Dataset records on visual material
>> START
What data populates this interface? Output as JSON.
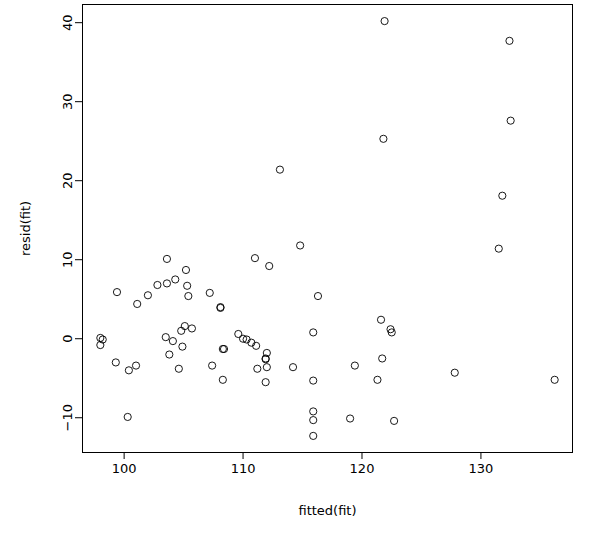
{
  "chart_data": {
    "type": "scatter",
    "x_label": "fitted(fit)",
    "y_label": "resid(fit)",
    "color": "#000000",
    "marker": "open_circle",
    "grid": false,
    "xlim": [
      96.5,
      137.7
    ],
    "ylim": [
      -14.4,
      42.3
    ],
    "xticks": [
      100,
      110,
      120,
      130
    ],
    "yticks": [
      -10,
      0,
      10,
      20,
      30,
      40
    ],
    "x": [
      98.0,
      98.0,
      98.2,
      99.3,
      99.4,
      100.3,
      100.4,
      101.0,
      101.1,
      102.0,
      102.8,
      103.6,
      103.6,
      103.5,
      103.8,
      104.1,
      104.3,
      104.6,
      104.8,
      104.9,
      105.1,
      105.2,
      105.3,
      105.4,
      105.7,
      107.2,
      107.4,
      108.1,
      108.1,
      108.3,
      108.4,
      108.3,
      109.6,
      110.0,
      110.3,
      110.7,
      111.1,
      111.0,
      111.2,
      111.9,
      111.9,
      111.9,
      112.0,
      112.0,
      112.2,
      113.1,
      114.2,
      114.8,
      115.9,
      115.9,
      115.9,
      115.9,
      115.9,
      116.3,
      119.0,
      119.4,
      121.3,
      121.6,
      121.7,
      121.8,
      121.9,
      122.4,
      122.5,
      122.7,
      127.8,
      131.5,
      131.8,
      132.4,
      132.5,
      136.2
    ],
    "y": [
      0.1,
      -0.8,
      -0.1,
      -3.0,
      5.9,
      -9.9,
      -4.0,
      -3.4,
      4.4,
      5.5,
      6.8,
      10.1,
      7.0,
      0.2,
      -2.0,
      -0.3,
      7.5,
      -3.8,
      1.0,
      -1.0,
      1.6,
      8.7,
      6.7,
      5.4,
      1.3,
      5.8,
      -3.4,
      4.0,
      3.9,
      -1.3,
      -1.3,
      -5.2,
      0.6,
      0.0,
      -0.1,
      -0.5,
      -0.9,
      10.2,
      -3.8,
      -5.5,
      -2.5,
      -2.6,
      -1.8,
      -3.6,
      9.2,
      21.4,
      -3.6,
      11.8,
      0.8,
      -5.3,
      -9.2,
      -10.3,
      -12.3,
      5.4,
      -10.1,
      -3.4,
      -5.2,
      2.4,
      -2.5,
      25.3,
      40.2,
      1.2,
      0.8,
      -10.4,
      -4.3,
      11.4,
      18.1,
      37.7,
      27.6,
      -5.2
    ]
  }
}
>> END
Task brief: Return to the listing above and set it down exactly, leaving out its pictures.

Output of the task:
What data populates this interface? Output as JSON.
{
  "chart_data": {
    "type": "scatter",
    "x_label": "fitted(fit)",
    "y_label": "resid(fit)",
    "color": "#000000",
    "marker": "open_circle",
    "grid": false,
    "xlim": [
      96.5,
      137.7
    ],
    "ylim": [
      -14.4,
      42.3
    ],
    "xticks": [
      100,
      110,
      120,
      130
    ],
    "yticks": [
      -10,
      0,
      10,
      20,
      30,
      40
    ],
    "x": [
      98.0,
      98.0,
      98.2,
      99.3,
      99.4,
      100.3,
      100.4,
      101.0,
      101.1,
      102.0,
      102.8,
      103.6,
      103.6,
      103.5,
      103.8,
      104.1,
      104.3,
      104.6,
      104.8,
      104.9,
      105.1,
      105.2,
      105.3,
      105.4,
      105.7,
      107.2,
      107.4,
      108.1,
      108.1,
      108.3,
      108.4,
      108.3,
      109.6,
      110.0,
      110.3,
      110.7,
      111.1,
      111.0,
      111.2,
      111.9,
      111.9,
      111.9,
      112.0,
      112.0,
      112.2,
      113.1,
      114.2,
      114.8,
      115.9,
      115.9,
      115.9,
      115.9,
      115.9,
      116.3,
      119.0,
      119.4,
      121.3,
      121.6,
      121.7,
      121.8,
      121.9,
      122.4,
      122.5,
      122.7,
      127.8,
      131.5,
      131.8,
      132.4,
      132.5,
      136.2
    ],
    "y": [
      0.1,
      -0.8,
      -0.1,
      -3.0,
      5.9,
      -9.9,
      -4.0,
      -3.4,
      4.4,
      5.5,
      6.8,
      10.1,
      7.0,
      0.2,
      -2.0,
      -0.3,
      7.5,
      -3.8,
      1.0,
      -1.0,
      1.6,
      8.7,
      6.7,
      5.4,
      1.3,
      5.8,
      -3.4,
      4.0,
      3.9,
      -1.3,
      -1.3,
      -5.2,
      0.6,
      0.0,
      -0.1,
      -0.5,
      -0.9,
      10.2,
      -3.8,
      -5.5,
      -2.5,
      -2.6,
      -1.8,
      -3.6,
      9.2,
      21.4,
      -3.6,
      11.8,
      0.8,
      -5.3,
      -9.2,
      -10.3,
      -12.3,
      5.4,
      -10.1,
      -3.4,
      -5.2,
      2.4,
      -2.5,
      25.3,
      40.2,
      1.2,
      0.8,
      -10.4,
      -4.3,
      11.4,
      18.1,
      37.7,
      27.6,
      -5.2
    ]
  }
}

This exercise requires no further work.